Functions

Declaring and Calling Functions

• Every Go program starts from main function

func div(num int, denom int) int {
  if denom == 0 {
    return 0
  }
  return num/denom
}

• return is optional for function which do not return any value e.g. main function

// no input params or return values
func main() {
    result := div(5, 2)
    fmt.Println(result)
}

// NOTE if both params are of same type this also works
func div(num, denom int) int {

Simulating Named and Optional Parameters

• Go doesn’t have : named and optional input parameters!
• Below example shows an exception to above rule as structs get their default zero values.

type MyFuncOpts struct {
  FirstName string
  LastName string
  Age int
}

func MyFunc(opts MyFuncOpts) error {
  // do something
}

func main() {
  MyFunc(MyFuncOpts{
    LastName: 'patel',
    Age: 50,
  })
  MyFunc(MyFuncOpts{
    FirstName: 'Joe',
    LastName: 'Smith',
  })
}

Variadic Input Parameters and Slices

• Go supports variadic parameters but they must be last (or only) parameter in the input parameter list.
• We indicate it as ... before the type

func addTo(base int, vals ...int) []int {
  out := make([]int, 0, len(vals))
  for _, v := range vals {
    out = append(out, base + v)
  }
  return out
}

func main() {
    fmt.Println(addTo(3))
    fmt.Println(addTo(3, 2))
    fmt.Println(addTo(3, 2, 4, 6, 8))
    a := []int{4, 3}
    fmt.Println(addTo(3, a...))
    fmt.Println(addTo(3, []int{1, 2, 3, 4, 5}...))

Raw records>

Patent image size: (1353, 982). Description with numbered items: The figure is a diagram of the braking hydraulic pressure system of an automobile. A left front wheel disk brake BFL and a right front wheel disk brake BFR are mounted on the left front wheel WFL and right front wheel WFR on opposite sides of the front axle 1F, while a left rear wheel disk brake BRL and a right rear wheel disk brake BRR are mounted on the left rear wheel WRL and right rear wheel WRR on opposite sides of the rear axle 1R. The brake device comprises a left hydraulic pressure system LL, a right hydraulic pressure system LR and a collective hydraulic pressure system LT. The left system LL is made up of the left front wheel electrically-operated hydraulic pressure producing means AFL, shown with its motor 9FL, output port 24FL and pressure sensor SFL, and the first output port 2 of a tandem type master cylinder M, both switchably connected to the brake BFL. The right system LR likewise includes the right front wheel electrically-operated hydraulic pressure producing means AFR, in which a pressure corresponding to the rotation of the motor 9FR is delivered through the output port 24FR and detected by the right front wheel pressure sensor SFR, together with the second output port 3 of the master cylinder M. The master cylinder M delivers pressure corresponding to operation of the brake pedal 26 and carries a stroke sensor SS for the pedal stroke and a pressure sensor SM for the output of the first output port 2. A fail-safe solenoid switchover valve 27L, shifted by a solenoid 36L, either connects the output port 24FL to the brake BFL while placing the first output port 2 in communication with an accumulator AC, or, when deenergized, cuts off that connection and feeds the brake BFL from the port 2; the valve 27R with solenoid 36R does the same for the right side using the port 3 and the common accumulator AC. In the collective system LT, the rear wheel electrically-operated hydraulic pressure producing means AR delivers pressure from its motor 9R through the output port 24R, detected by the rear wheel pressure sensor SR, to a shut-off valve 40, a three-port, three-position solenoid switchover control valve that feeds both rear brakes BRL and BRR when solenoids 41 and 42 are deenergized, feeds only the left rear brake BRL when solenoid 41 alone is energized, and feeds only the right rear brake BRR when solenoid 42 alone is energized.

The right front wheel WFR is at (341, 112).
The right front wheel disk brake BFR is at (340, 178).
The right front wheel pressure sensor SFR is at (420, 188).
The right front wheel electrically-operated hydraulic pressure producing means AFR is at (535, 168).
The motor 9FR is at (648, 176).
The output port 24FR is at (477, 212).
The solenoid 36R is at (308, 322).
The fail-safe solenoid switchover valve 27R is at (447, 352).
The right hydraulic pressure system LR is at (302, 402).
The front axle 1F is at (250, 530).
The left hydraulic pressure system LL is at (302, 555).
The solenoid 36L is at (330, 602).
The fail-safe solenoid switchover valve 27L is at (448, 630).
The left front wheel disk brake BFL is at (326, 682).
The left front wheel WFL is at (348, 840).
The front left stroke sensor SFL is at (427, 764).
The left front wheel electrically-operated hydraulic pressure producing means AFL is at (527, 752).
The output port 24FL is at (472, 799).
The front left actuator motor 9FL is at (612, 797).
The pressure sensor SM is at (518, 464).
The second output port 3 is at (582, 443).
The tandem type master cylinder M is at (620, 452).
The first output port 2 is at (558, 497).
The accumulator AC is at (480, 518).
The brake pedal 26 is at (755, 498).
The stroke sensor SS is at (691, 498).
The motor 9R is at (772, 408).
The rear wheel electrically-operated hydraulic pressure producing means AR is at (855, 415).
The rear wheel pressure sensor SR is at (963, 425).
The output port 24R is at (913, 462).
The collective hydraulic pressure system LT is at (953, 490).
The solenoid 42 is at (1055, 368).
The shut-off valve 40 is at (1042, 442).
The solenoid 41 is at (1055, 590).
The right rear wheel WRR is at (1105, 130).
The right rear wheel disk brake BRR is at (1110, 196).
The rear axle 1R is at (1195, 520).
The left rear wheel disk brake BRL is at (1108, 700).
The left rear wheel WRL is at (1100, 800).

Exercise requirements>
1) In the Go functions page, list every function name that follows the keyword func in the code, giving each name once.
2) Answer these from the Go functions page:
(a) From which function does every Go program start?
(b) What does div return when denom is 0?
(c) Where must a variadic parameter appear in the input parameter list?
3) Continue the Go functions page from its last line.

Answers to each task>
1) div, main, MyFunc, addTo

2)
(a) The main function.
(b) It returns 0.
(c) It must be the last (or only) parameter.

3)
}

Multiple Return Values

func divMod(num, denom int) (int, int, error) {
  if denom == 0 {
    return 0, 0, errors.New("cannot divide by zero")
  }
  return num/denom, num % denom, nil
}

func main() {
  result, remainder, err := divAndRemainder(5, 2)
  if err != nil {
    fmt.Println(err)
    os.Exit(1)
  }
  fmt.Println(result, remainder)
}

Multiple Return Values are Multiple Values

• In language like python return value is a tuple out of which it is optional unpack as many required values
• If you assign multiple value to one variable in Go, it will give runtime-error

q, r = divmod(5, 2)
# q, r both will have values (ints)
v = divmod(5, 2)  # v->tuple of values

Ignoring Returned Values

• you can use _ to ignore returned values if not referenced/used anywhere
• result, _, err := divAndRemainder(5, 2)
• NOTE: but Go does implicitly allows dropping all return values : divAndRemainder(5, 2)

Named Return Values

• Go allows you name the return values

func divAndRemainder(num, denom int) (result int, remainder int, err error) {
    if denom == 0 {
        err = errors.New("cannot divide by zero")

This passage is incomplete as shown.